Que no callen los cantores
Por: María del Carmen Jiménez
“Si se calla el cantor calla la vida, porque la vida misma es como un canto….debe el canto ser luz sobre los campos ,iluminando siempre a los de abajo. Que no calle el cantor, porque el silencio cobarde apaña la maldad que oprime. No saben los cantores de agachadas. No callarán jamás de frente al crimen”.
Esta maravillosa composición de Horacio Guaraní, viene como anillo al dedo en este momento histórico que vivimos.
Estamos en un mundo que propone una realidad única, que niega la alteridad, que da cabida como lo plantea Zygmunt Bauman a “ la maldad líquida que tiene la asombrosa capacidad de adoptar disfraces muy eficaces y de reclutar toda clase de inquietudes y deseos humanos para ponerlos a su servicio valiéndose de pretextos falsos”, que tilda de lunáticos , bandidos , castrochavistas a quienes creen y proponen nuevas alternativas.
Vivimos en Colombia donde pululan los asesinatos a líderes y lideresas sociales, donde aumenta el embarazo adolescente producto del abuso y la violencia sexual a menores de 18 años , (en el 2018, de las 22.309 mujeres violadas en el país , el 42.37% fueron menores de edad, según el informe Forensis de Medicina Legal) ; donde se perciben intentos de censura para acallar la voz de quienes a través del periodismo y la palabra cuestionan, denuncian , opinan y reflexionan sobre la realidad del país, como ha ocurrido con Daniel Coronel, María Jimena Duzán y muchos otros en nuestros territorios.
El reciente derecho de petición, dirigido a María Jimena Duzán por el ciudadano Guillermo Botero quien además funge como Ministro de Defensa, es el reflejo de la incomodidad del actual gobierno con los periodistas que en el ejercicio del derecho constitucional opinan y denuncian los desmanes, la corrupción de los funcionarios públicos, tal como lo plantea ella en su habitual columna de la Revista Semana. La libertad de expresión consagrada en el artículo 20 de la Carta magna se constituye en un derecho individual y colectivo , que está ligado con la libertad de opinar y de informar. Coartar la libertad de expresión es atentar contra la democracia.
Los medios y nuevas formas de comunicación juegan papel importante en las sociedades modernas, lamentablemente algunos gobiernos buscan la manera de controlar y someter a los ciudadanos, acudiendo a medidas represivas como la censura, o la manipulación de la información con el apoyo de algunos dueños de los medios. Pretenden evitar que se conozca a fondo la realidad de los problemas sociales y la búsqueda de las soluciones respectivas . Opinar es un derecho y respetar es un deber. La discrepancia es una fuente inagotable de enriquecimiento en sociedades democráticas. Por esta razón, bienvenido siempre el periodismo independiente y crítico.
Que jamás se silencien las voces de nuestros cantores y las que no escucharemos más porque partieron a la eternidad como la de Edgar Artunduaga, prevalezcan como legado.

En qué consiste - Devuelve sin ningún cambio el pasaje de la columna sobre la libertad de expresión que va de "Que jamás se" a "prevalezcan como legado.". Las líneas no intervienen en absoluto en esto.

Información -
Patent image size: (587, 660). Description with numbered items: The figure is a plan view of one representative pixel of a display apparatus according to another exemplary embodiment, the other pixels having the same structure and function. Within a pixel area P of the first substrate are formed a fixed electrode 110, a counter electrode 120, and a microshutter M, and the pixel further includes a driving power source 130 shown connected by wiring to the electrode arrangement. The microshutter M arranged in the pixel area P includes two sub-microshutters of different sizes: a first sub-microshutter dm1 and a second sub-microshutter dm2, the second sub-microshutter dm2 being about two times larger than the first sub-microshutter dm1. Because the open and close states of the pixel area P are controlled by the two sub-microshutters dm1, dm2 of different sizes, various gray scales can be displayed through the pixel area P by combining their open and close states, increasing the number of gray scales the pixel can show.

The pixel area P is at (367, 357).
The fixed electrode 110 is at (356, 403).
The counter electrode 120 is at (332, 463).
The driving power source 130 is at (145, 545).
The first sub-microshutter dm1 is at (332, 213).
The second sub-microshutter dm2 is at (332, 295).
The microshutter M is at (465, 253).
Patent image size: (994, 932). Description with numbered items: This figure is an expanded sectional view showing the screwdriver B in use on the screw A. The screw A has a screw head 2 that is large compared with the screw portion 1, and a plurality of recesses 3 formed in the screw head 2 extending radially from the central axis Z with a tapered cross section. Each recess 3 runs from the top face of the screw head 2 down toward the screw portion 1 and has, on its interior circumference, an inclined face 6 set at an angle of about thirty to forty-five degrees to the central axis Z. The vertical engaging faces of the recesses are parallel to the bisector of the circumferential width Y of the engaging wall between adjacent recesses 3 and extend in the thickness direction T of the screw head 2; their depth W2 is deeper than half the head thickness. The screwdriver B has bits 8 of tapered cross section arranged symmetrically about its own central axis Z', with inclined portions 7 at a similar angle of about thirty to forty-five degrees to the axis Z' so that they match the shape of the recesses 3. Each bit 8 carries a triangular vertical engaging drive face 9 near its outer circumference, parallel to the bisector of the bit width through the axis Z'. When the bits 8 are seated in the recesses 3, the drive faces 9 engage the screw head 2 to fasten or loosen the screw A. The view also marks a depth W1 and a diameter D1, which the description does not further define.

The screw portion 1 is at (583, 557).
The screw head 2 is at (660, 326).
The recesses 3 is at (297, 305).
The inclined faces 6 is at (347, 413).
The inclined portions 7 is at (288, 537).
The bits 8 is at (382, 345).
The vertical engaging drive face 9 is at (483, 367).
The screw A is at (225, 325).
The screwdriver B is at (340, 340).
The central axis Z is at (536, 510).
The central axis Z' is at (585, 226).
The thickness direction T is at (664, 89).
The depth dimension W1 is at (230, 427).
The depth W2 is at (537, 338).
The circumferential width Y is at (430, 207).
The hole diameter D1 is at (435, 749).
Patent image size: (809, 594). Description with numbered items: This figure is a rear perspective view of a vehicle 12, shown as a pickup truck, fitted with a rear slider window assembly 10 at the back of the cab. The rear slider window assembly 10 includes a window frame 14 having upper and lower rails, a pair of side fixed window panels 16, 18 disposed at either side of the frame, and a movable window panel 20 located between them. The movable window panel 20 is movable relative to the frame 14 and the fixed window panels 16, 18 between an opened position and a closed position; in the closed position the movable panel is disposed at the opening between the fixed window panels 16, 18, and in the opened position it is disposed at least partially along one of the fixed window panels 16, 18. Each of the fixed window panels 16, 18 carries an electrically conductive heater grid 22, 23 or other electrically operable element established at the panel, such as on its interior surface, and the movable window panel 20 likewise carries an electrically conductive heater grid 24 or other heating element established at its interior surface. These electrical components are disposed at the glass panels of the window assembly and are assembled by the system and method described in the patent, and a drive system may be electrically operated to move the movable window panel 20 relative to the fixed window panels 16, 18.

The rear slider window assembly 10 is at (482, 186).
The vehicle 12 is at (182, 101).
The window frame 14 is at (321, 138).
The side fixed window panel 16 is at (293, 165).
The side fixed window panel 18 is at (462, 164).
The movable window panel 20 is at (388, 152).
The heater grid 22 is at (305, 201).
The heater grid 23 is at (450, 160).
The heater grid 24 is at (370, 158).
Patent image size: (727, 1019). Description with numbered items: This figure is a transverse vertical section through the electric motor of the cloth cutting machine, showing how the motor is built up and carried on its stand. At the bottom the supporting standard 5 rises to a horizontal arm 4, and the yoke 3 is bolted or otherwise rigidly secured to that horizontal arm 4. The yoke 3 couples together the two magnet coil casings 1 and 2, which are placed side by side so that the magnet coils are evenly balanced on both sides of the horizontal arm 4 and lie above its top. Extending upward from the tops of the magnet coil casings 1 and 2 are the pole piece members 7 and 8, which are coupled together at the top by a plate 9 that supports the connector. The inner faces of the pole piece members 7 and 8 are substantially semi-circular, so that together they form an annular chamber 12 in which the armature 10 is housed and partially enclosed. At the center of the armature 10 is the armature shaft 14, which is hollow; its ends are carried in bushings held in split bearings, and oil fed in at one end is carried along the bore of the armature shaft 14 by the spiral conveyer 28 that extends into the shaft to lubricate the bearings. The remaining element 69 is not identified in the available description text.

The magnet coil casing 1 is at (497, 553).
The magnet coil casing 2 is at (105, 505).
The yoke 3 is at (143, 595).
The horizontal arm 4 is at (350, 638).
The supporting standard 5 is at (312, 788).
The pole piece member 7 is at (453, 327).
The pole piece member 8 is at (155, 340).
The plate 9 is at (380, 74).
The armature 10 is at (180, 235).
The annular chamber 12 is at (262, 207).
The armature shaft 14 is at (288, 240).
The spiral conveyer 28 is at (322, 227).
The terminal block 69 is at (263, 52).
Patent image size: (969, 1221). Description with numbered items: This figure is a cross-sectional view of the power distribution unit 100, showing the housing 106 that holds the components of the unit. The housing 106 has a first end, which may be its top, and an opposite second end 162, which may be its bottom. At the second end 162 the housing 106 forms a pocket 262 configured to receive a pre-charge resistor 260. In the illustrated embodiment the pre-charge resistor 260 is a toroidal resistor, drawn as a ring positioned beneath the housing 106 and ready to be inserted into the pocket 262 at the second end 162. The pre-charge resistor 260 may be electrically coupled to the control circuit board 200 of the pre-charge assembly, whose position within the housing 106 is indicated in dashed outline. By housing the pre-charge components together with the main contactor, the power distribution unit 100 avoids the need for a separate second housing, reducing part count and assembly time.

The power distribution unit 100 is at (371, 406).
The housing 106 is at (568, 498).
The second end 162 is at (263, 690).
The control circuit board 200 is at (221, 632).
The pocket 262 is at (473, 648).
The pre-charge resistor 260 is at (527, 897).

Respuesta -
Que jamás se silencien las voces de nuestros cantores y las que no escucharemos más porque partieron a la eternidad como la de Edgar Artunduaga, prevalezcan como legado.